--- AVAILABLE DATA ---
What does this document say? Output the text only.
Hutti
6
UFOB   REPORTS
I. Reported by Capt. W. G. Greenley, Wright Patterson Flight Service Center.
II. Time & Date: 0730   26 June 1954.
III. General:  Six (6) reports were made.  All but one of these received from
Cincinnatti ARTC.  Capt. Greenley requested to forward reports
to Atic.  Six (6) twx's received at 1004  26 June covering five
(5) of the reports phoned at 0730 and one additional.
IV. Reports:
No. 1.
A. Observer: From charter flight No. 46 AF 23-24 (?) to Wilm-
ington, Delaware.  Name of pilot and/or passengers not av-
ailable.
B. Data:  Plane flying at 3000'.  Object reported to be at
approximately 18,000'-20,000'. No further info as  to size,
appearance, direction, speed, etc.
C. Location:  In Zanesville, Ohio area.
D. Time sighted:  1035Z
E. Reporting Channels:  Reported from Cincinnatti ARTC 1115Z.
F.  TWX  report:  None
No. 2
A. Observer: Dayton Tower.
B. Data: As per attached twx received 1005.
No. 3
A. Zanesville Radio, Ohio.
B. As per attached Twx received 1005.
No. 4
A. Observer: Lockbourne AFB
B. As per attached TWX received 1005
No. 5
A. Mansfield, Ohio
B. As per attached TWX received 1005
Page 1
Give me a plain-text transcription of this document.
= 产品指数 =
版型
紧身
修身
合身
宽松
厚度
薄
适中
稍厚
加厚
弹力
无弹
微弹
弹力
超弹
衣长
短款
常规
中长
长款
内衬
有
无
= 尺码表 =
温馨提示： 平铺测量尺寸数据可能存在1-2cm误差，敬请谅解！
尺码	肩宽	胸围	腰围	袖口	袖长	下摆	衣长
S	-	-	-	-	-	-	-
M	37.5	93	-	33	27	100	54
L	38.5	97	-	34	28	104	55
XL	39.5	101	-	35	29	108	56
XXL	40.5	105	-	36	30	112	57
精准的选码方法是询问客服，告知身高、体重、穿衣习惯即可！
---
**WHAT IS ASKED:** Return every record, word for word.

**SOLUTION:**
What does this document say? Output the text only.
Hutti
6
UFOB   REPORTS
I. Reported by Capt. W. G. Greenley, Wright Patterson Flight Service Center.
II. Time & Date: 0730   26 June 1954.
III. General:  Six (6) reports were made.  All but one of these received from
Cincinnatti ARTC.  Capt. Greenley requested to forward reports
to Atic.  Six (6) twx's received at 1004  26 June covering five
(5) of the reports phoned at 0730 and one additional.
IV. Reports:
No. 1.
A. Observer: From charter flight No. 46 AF 23-24 (?) to Wilm-
ington, Delaware.  Name of pilot and/or passengers not av-
ailable.
B. Data:  Plane flying at 3000'.  Object reported to be at
approximately 18,000'-20,000'. No further info as  to size,
appearance, direction, speed, etc.
C. Location:  In Zanesville, Ohio area.
D. Time sighted:  1035Z
E. Reporting Channels:  Reported from Cincinnatti ARTC 1115Z.
F.  TWX  report:  None
No. 2
A. Observer: Dayton Tower.
B. Data: As per attached twx received 1005.
No. 3
A. Zanesville Radio, Ohio.
B. As per attached Twx received 1005.
No. 4
A. Observer: Lockbourne AFB
B. As per attached TWX received 1005
No. 5
A. Mansfield, Ohio
B. As per attached TWX received 1005
Page 1
Give me a plain-text transcription of this document.
= 产品指数 =
版型
紧身
修身
合身
宽松
厚度
薄
适中
稍厚
加厚
弹力
无弹
微弹
弹力
超弹
衣长
短款
常规
中长
长款
内衬
有
无
= 尺码表 =
温馨提示： 平铺测量尺寸数据可能存在1-2cm误差，敬请谅解！
尺码	肩宽	胸围	腰围	袖口	袖长	下摆	衣长
S	-	-	-	-	-	-	-
M	37.5	93	-	33	27	100	54
L	38.5	97	-	34	28	104	55
XL	39.5	101	-	35	29	108	56
XXL	40.5	105	-	36	30	112	57
精准的选码方法是询问客服，告知身高、体重、穿衣习惯即可！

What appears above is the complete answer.